:: Task prompt ::
Transcribe the records that follow. Keep every word exactly, and drop the pictures.

[Recorded data]
(begin)

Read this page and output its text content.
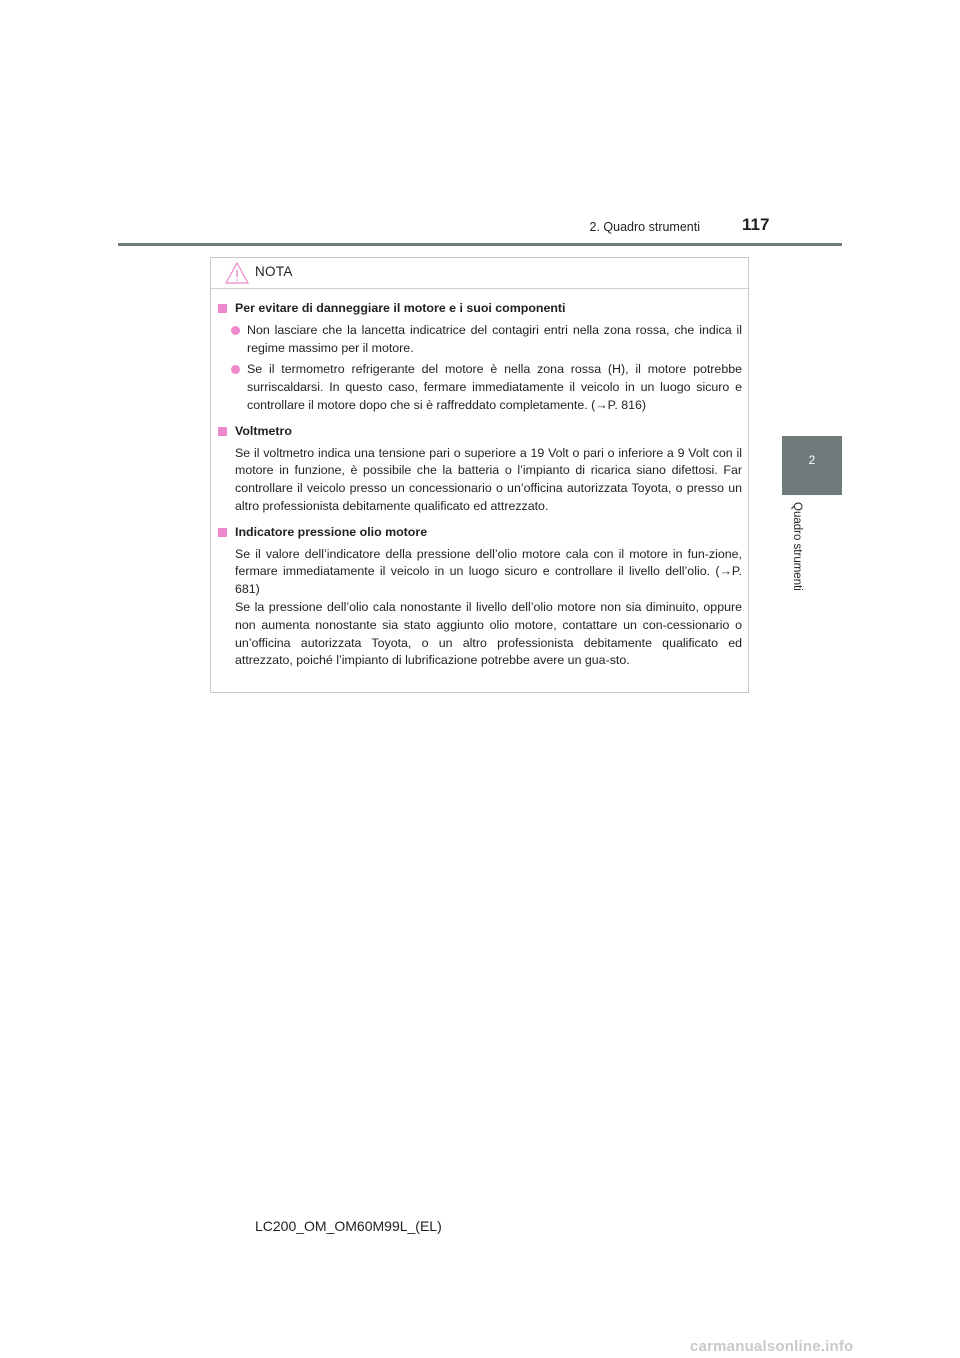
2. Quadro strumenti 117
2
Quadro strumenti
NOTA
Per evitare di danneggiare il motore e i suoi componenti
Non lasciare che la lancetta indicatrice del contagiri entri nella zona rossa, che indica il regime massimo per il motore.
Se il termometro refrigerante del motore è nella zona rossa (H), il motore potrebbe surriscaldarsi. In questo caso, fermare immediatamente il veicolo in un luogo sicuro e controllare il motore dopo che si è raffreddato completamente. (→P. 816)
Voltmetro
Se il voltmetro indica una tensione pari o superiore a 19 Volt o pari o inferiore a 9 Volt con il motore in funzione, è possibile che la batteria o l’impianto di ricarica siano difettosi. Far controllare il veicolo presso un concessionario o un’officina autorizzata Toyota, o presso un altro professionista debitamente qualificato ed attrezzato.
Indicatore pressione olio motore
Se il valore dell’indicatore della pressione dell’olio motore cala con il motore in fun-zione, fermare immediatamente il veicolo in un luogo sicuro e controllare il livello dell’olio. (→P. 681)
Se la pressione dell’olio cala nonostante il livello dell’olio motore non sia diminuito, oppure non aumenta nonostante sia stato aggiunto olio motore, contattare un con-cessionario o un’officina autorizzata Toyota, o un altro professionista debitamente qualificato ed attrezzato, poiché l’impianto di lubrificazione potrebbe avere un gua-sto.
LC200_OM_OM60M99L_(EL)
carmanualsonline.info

(end)

:: Final result ::
Read this page and output its text content.
2. Quadro strumenti 117
2
Quadro strumenti
NOTA
Per evitare di danneggiare il motore e i suoi componenti
Non lasciare che la lancetta indicatrice del contagiri entri nella zona rossa, che indica il regime massimo per il motore.
Se il termometro refrigerante del motore è nella zona rossa (H), il motore potrebbe surriscaldarsi. In questo caso, fermare immediatamente il veicolo in un luogo sicuro e controllare il motore dopo che si è raffreddato completamente. (→P. 816)
Voltmetro
Se il voltmetro indica una tensione pari o superiore a 19 Volt o pari o inferiore a 9 Volt con il motore in funzione, è possibile che la batteria o l’impianto di ricarica siano difettosi. Far controllare il veicolo presso un concessionario o un’officina autorizzata Toyota, o presso un altro professionista debitamente qualificato ed attrezzato.
Indicatore pressione olio motore
Se il valore dell’indicatore della pressione dell’olio motore cala con il motore in fun-zione, fermare immediatamente il veicolo in un luogo sicuro e controllare il livello dell’olio. (→P. 681)
Se la pressione dell’olio cala nonostante il livello dell’olio motore non sia diminuito, oppure non aumenta nonostante sia stato aggiunto olio motore, contattare un con-cessionario o un’officina autorizzata Toyota, o un altro professionista debitamente qualificato ed attrezzato, poiché l’impianto di lubrificazione potrebbe avere un gua-sto.
LC200_OM_OM60M99L_(EL)
carmanualsonline.info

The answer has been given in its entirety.